Short task 1:
Copy the stretch from "One potential problem" through "by the participants." in the excerpt on handling simultaneous conversations.
Short task 2:
In the excerpt on handling simultaneous conversations, where is the second auditory signal transmitted for output?

Excerpted passage:
%%

One potential problem with these approaches is that an important or necessary conversation may be detrimentally deferred until a later time, or the main conversation may be disrupted by the second conversation. Another potential problem with these approaches is that the second conversation may not enjoy the desired level of privacy or may be conducted in whispers, making the conversation difficult to understand by the participants.
As the foregoing illustrates, a new technique to accommodate multiple conversations simultaneously would be useful.
One or more embodiments set forth include a computing device that includes a wireless network interface and a processor. The processor is configured to receive, via a microphone, a first auditory signal that includes a first plurality of voice components. The processor is further configured to receive a request to at least partially suppress a first voice component included in the first plurality of voice components. The processor is further configured to generate a second auditory signal that includes the first plurality of voice components with the first voice component at least partially suppressed. The processor is further configured to transmit the second auditory signal to a speaker for output.
Other embodiments include, without limitation, a computer-readable medium that includes instructions that enable a processing unit to implement one or more aspects of the disclosed methods. Other embodiments include, without limitation, a method to implement one or more aspects of the disclosed methods as well as a computing system configured to implement one or more aspects of the disclosed methods.
At least one advantage of the approach described herein is that participants in a group may engage in multiple conversations while maintaining appropriate privacy for each conversation and reducing or eliminating disruption to other conversations. As a result, important conversations are not deferred and multiple conversations are accommodated without the need to find separate physical space to accommodate each separate conversation.
So that the manner in which the recited features of the one more embodiments set forth above can be understood in detail, a more particular description of the one or more embodiments, briefly summarized above, may be had by reference to certain specific embodiments, some of which are illustrated in the appended drawings. It is to be noted, however, that the appended drawings illustrate only typical embodiments and are therefore not to be considered limiting of its scope in any manner, for the scope of the invention subsumes other embodiments as well.
In the following description, numerous specific details are set forth to provide a more thorough understanding of certain specific embodiments. However, it will be apparent to one of skill in the art that other embodiments may be practiced without one or more of these specific details or with additional specific details.
Microphone module 110 may be any technically feasible type of device configured to receive audio signals via a microphone and transducer the audio signals into machine readable form. Microphone module 110 is configured to receive audio signals from the physical environment and transduce those audio signals for further processing by processing unit 120 for processing, as described in greater detail below. The audio signals may include spoken voices from various participants in a meeting or other physical space as well as environmental audio sources such as background noise, music, street sounds, etc.

%%

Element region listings
%%

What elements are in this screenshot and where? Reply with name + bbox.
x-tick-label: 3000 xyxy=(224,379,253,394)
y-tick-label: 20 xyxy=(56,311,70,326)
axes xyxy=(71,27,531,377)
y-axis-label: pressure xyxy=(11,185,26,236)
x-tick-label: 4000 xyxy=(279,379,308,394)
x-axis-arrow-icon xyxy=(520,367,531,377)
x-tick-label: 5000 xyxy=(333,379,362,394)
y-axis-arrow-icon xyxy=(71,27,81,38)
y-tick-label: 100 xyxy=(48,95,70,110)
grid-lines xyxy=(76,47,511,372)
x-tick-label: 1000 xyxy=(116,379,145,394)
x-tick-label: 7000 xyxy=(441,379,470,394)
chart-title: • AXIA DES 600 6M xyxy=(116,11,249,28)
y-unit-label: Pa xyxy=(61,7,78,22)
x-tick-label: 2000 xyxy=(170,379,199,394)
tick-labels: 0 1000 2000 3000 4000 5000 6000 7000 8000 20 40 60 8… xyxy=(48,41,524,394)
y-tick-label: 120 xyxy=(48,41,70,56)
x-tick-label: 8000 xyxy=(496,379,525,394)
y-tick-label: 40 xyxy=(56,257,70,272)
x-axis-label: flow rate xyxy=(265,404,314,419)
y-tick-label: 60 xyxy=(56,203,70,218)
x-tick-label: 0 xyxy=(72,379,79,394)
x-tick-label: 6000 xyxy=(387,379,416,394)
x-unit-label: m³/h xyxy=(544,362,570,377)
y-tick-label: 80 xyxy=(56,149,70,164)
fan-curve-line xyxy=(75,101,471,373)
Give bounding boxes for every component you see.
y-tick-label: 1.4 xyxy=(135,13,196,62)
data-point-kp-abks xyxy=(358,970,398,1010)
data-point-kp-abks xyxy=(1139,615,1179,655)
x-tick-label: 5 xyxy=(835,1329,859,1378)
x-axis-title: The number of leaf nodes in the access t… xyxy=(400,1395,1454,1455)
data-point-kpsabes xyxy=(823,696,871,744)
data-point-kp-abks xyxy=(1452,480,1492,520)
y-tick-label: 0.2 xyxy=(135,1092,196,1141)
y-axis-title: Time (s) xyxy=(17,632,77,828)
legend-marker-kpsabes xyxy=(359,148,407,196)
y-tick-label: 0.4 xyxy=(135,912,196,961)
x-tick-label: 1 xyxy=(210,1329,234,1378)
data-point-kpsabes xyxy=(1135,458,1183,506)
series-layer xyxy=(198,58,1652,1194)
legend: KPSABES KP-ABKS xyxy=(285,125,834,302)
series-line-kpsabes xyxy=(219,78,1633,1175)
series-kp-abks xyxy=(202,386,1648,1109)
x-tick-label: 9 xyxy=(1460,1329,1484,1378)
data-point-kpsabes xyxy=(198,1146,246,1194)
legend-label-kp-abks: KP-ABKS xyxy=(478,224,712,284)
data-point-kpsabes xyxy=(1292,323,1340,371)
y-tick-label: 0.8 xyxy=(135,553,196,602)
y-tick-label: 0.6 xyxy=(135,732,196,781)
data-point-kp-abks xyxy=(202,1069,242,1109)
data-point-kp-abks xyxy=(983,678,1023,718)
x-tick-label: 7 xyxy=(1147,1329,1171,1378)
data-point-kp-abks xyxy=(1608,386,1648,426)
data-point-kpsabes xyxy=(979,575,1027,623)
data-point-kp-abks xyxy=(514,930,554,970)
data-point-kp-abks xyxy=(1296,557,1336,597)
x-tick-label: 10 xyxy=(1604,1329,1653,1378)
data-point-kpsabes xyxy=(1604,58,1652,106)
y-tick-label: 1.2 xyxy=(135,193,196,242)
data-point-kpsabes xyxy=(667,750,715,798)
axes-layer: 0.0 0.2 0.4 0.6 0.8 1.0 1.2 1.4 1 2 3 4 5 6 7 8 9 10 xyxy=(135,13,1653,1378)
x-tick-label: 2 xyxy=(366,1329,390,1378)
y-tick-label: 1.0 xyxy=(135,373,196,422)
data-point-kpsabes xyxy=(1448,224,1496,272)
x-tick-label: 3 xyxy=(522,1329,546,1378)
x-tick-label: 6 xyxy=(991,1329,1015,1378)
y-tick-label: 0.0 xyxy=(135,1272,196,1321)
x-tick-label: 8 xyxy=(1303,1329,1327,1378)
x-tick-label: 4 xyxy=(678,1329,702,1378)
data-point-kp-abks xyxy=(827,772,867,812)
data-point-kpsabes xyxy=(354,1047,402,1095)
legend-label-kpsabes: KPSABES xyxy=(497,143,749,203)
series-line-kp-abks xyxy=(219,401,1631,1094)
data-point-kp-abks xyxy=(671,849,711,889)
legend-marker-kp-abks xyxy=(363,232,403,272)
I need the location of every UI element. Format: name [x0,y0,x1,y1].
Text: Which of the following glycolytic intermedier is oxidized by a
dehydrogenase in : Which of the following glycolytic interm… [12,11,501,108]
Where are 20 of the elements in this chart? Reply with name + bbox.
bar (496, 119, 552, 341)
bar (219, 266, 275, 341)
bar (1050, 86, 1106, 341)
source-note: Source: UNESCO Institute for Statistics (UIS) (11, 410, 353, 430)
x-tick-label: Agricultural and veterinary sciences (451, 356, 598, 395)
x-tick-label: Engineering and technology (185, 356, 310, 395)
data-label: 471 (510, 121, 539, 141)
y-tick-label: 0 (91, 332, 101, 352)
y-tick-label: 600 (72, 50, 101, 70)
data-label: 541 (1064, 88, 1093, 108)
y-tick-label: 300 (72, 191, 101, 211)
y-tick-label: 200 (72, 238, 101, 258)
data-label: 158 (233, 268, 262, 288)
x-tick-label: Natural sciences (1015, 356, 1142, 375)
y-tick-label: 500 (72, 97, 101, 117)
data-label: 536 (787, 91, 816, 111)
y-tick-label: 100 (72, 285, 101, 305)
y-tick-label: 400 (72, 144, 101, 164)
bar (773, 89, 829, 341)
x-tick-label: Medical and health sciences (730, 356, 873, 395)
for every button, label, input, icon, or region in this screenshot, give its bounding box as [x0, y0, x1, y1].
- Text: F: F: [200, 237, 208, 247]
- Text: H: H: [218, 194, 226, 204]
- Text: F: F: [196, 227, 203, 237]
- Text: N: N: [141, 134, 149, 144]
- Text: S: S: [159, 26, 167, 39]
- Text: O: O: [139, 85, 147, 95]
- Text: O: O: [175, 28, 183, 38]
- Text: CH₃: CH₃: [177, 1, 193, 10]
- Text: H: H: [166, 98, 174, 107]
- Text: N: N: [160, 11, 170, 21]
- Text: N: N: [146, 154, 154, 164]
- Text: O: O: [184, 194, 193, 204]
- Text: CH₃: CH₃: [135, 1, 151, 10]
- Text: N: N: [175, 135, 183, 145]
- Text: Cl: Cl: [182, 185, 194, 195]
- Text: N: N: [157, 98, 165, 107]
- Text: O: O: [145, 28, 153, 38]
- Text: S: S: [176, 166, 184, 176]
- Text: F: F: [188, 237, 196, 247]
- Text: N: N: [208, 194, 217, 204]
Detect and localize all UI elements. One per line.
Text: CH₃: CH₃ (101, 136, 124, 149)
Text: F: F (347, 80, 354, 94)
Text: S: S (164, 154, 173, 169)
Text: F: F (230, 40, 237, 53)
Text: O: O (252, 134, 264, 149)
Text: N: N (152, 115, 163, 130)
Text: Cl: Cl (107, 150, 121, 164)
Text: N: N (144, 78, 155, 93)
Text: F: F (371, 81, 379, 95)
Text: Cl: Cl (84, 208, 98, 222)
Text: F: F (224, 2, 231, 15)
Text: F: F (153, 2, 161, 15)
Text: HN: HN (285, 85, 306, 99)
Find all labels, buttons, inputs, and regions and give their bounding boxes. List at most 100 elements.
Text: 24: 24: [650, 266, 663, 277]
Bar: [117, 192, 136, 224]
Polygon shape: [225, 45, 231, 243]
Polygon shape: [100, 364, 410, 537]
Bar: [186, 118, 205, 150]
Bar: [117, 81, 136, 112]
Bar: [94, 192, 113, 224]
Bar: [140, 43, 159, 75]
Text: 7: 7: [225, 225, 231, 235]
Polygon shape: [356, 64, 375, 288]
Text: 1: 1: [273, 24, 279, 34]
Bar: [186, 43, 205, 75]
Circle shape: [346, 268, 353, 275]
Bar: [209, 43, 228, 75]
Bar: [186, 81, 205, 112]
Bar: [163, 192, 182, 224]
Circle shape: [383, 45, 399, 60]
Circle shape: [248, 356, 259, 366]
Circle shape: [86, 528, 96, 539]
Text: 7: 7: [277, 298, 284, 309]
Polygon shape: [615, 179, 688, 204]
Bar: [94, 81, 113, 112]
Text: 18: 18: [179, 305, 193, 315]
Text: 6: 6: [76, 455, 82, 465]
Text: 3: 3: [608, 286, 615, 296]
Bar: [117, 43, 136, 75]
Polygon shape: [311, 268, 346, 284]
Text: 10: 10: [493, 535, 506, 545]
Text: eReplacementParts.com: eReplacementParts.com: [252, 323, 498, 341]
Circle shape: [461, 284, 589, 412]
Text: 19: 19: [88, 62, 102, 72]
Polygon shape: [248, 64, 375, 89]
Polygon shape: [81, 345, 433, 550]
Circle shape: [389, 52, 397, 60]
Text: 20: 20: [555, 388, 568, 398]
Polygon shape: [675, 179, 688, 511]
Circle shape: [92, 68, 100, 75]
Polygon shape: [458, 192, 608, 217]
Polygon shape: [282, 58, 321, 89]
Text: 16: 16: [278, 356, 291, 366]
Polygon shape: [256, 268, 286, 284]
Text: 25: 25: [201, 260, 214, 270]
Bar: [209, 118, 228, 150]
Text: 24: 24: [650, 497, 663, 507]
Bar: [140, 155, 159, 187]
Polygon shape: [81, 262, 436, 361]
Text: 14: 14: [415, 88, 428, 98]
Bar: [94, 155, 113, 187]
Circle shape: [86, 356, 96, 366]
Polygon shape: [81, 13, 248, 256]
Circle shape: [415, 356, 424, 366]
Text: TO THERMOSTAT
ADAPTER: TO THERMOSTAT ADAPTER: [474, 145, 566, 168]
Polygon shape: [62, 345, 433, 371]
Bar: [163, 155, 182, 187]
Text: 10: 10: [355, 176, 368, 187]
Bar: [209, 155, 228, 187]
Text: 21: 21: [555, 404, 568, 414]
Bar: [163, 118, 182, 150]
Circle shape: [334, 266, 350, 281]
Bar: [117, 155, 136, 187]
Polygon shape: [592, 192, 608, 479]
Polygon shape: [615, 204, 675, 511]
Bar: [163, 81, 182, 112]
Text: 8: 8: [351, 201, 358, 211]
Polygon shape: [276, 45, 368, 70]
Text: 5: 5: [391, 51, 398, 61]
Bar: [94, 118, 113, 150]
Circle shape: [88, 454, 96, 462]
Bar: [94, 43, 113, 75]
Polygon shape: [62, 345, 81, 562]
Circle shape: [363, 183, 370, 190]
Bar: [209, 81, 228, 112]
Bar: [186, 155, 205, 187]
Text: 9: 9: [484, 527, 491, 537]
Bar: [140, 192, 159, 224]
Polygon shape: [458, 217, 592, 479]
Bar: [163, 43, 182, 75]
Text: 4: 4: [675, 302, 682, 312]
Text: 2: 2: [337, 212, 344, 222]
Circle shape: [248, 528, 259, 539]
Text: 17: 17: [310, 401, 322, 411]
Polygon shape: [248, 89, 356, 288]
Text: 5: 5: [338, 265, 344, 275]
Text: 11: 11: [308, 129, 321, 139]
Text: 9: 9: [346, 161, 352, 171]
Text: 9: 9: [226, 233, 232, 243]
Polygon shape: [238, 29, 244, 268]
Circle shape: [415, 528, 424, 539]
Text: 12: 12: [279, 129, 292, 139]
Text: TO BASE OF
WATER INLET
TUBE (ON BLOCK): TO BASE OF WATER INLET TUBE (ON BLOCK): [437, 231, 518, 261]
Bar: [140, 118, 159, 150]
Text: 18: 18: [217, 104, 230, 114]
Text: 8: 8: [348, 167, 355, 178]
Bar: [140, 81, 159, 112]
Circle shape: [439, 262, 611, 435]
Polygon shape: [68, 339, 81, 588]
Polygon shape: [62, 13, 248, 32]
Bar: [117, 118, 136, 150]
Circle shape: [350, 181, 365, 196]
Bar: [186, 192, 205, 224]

%%

Complete answer 1:
One potential problem with these approaches is that an important or necessary conversation may be detrimentally deferred until a later time, or the main conversation may be disrupted by the second conversation. Another potential problem with these approaches is that the second conversation may not enjoy the desired level of privacy or may be conducted in whispers, making the conversation difficult to understand by the participants.

Complete answer 2:
It is transmitted to a speaker for output.